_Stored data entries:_
-----

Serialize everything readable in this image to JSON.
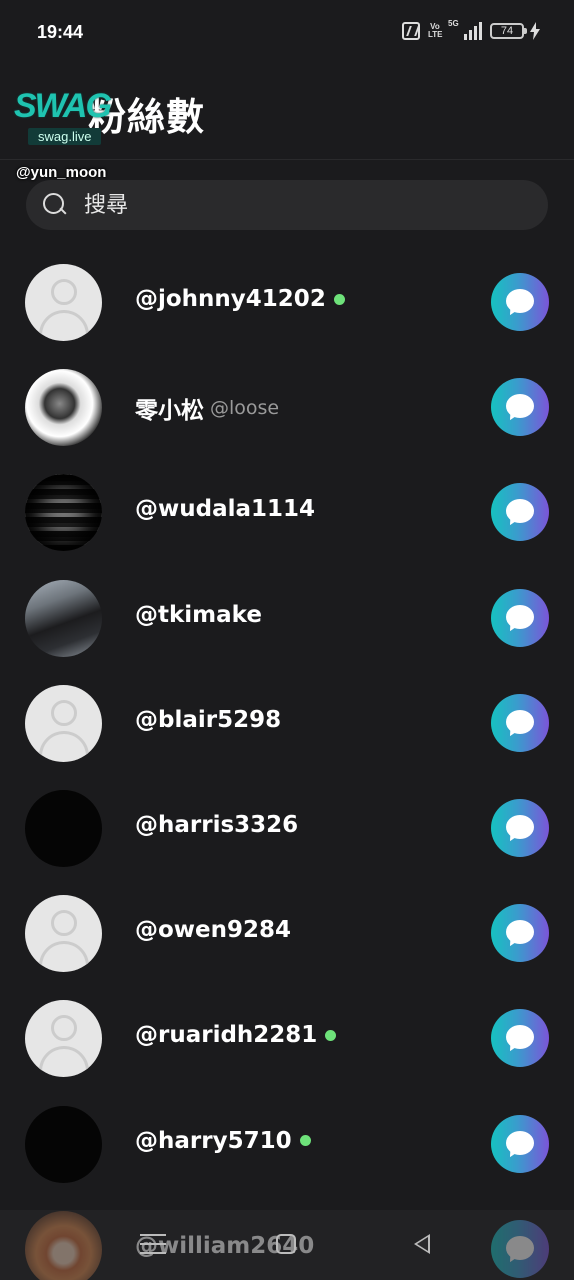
{
  "status_bar": {
    "time": "19:44",
    "network": "5G",
    "battery": "74"
  },
  "header": {
    "title": "粉絲數",
    "logo_text": "SWAG",
    "logo_sub": "swag.live",
    "watermark_user": "@yun_moon"
  },
  "search": {
    "placeholder": "搜尋"
  },
  "followers": [
    {
      "name": "@johnny41202",
      "handle": "",
      "online": true,
      "avatar": "blank"
    },
    {
      "name": "零小松",
      "handle": "@loose",
      "online": false,
      "avatar": "photo-bw"
    },
    {
      "name": "@wudala1114",
      "handle": "",
      "online": false,
      "avatar": "photo-stripes"
    },
    {
      "name": "@tkimake",
      "handle": "",
      "online": false,
      "avatar": "photo-dark"
    },
    {
      "name": "@blair5298",
      "handle": "",
      "online": false,
      "avatar": "blank"
    },
    {
      "name": "@harris3326",
      "handle": "",
      "online": false,
      "avatar": "black"
    },
    {
      "name": "@owen9284",
      "handle": "",
      "online": false,
      "avatar": "blank"
    },
    {
      "name": "@ruaridh2281",
      "handle": "",
      "online": true,
      "avatar": "blank"
    },
    {
      "name": "@harry5710",
      "handle": "",
      "online": true,
      "avatar": "black"
    },
    {
      "name": "@william2640",
      "handle": "",
      "online": false,
      "avatar": "photo-orange"
    }
  ],
  "icons": {
    "chat": "chat-bubble-icon",
    "search": "search-icon",
    "online": "online-dot-icon"
  },
  "colors": {
    "background": "#1b1b1d",
    "online": "#6ee27a",
    "chat_gradient_start": "#16c2c0",
    "chat_gradient_end": "#7b55d8",
    "logo": "#1fc3b0"
  }
}
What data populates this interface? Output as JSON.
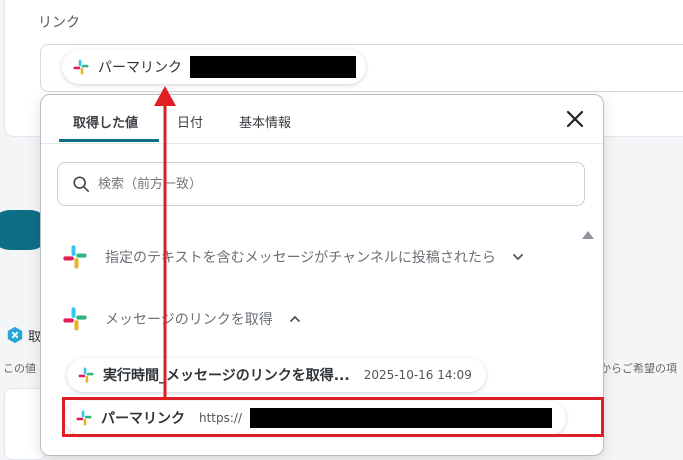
{
  "link_field": {
    "label": "リンク",
    "chip_label": "パーマリンク"
  },
  "popup": {
    "tabs": [
      {
        "label": "取得した値",
        "active": true
      },
      {
        "label": "日付",
        "active": false
      },
      {
        "label": "基本情報",
        "active": false
      }
    ],
    "search": {
      "placeholder": "検索（前方一致）"
    },
    "groups": [
      {
        "label": "指定のテキストを含むメッセージがチャンネルに投稿されたら",
        "expanded": false,
        "icon": "slack-icon"
      },
      {
        "label": "メッセージのリンクを取得",
        "expanded": true,
        "icon": "slack-icon"
      }
    ],
    "items": [
      {
        "name": "実行時間_メッセージのリンクを取得...",
        "value": "2025-10-16 14:09"
      },
      {
        "name": "パーマリンク",
        "value": "https://"
      }
    ]
  },
  "background": {
    "left_char": "取",
    "left_text": "この値",
    "right_text": "からご希望の項"
  },
  "colors": {
    "accent": "#0e6e86",
    "highlight": "#e01e26"
  }
}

-----

_What is asked:_ Show the lines from the data above that contain the string "placeholder".

_Written answer:_
    "placeholder": "搜尋"
      "placeholder": "検索（前方一致）"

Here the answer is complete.